(07/01/2014, 02:25 PM)sheldonison Wrote:(07/01/2014, 10:07 AM)mike3 Wrote: Bummer... did a more accurate measurement on the convergence -- looks like 100 coefficients in each direction will only give 15-16 digits of accuracy.
So, I tried generating a Laurent series for \( f=\exp((\frac{z-1}{z+1})^2) \), wrapped around a unit circle, with similar results for the Laurent series. A Fourier/Laurent series on a unit circle will have the coefficients eventually decay according to the nearest singularity in the complex plane, |a_n| = r^n, or |r|^-n, depending on the radius of that singularity. If the function is not analytic on the unit circle, then the first derivative with the discontinuity determines the rate of decay of the coefficients. I looked for an equation online, something like a_n~n^-(k+1), but couldn't find it. Anyway, in this case, we have a Gaussian, and I'm pretty sure that all of the derivatives are continuous on the unit circle -- and all of the derivatives go to zero at z=-1, where we have the singularity. Hence, the coefficients apparently decay at an almost analytic rate, but not quite, but decay faster than n^-k, where k is any integer.
Have you tried using lim n-> oo (1+x/n)^n ~ exp(x) ?
Sorry if this is a bad idea.
Another idea Is using the parallelogram contour integration of G(z).
The parallelogram should be paralel to the pseudoperiod of sexp(z).
Since G(iz) = 0 in the real limit z -> +oo we get that the integral around this paralellogram of G(z) = 0 ( since analytic).
And thus this integral reduces to 2 integrals over a line with slope equal to the speudoperiod.
Now by a staircase nesting of contour integrals we can set up the equations for the points on this line. Though that is complicated.
This relates to my recent idea and thread about pseudo double-periodicity for sexp.
regards
tommy1729

### DATA PROVIDED
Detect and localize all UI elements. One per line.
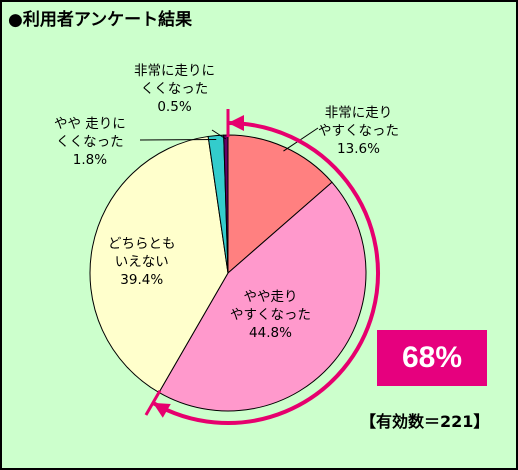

### REQUIRED TASK 1
According to the forum thread, why do the Laurent coefficients for the Gaussian decay faster than n^-k for any integer k? Answer in one to three sentences.
### REQUIRED TASK 2
Transcribe the forum thread from "Have you tried" to "to the speudoperiod.", keeping every word and symbol unchanged.

### CORRECT RESULT 1
The function is a Gaussian, so all of its derivatives are continuous on the unit circle and all go to zero at z=-1, where the singularity lies. Since the first discontinuous derivative sets how fast the coefficients decay, these coefficients decay at almost, though not quite, an analytic rate, faster than n^-k for any integer k.

### CORRECT RESULT 2
Have you tried using lim n-> oo (1+x/n)^n ~ exp(x) ?
Sorry if this is a bad idea.
Another idea Is using the parallelogram contour integration of G(z).
The parallelogram should be paralel to the pseudoperiod of sexp(z).
Since G(iz) = 0 in the real limit z -> +oo we get that the integral around this paralellogram of G(z) = 0 ( since analytic).
And thus this integral reduces to 2 integrals over a line with slope equal to the speudoperiod.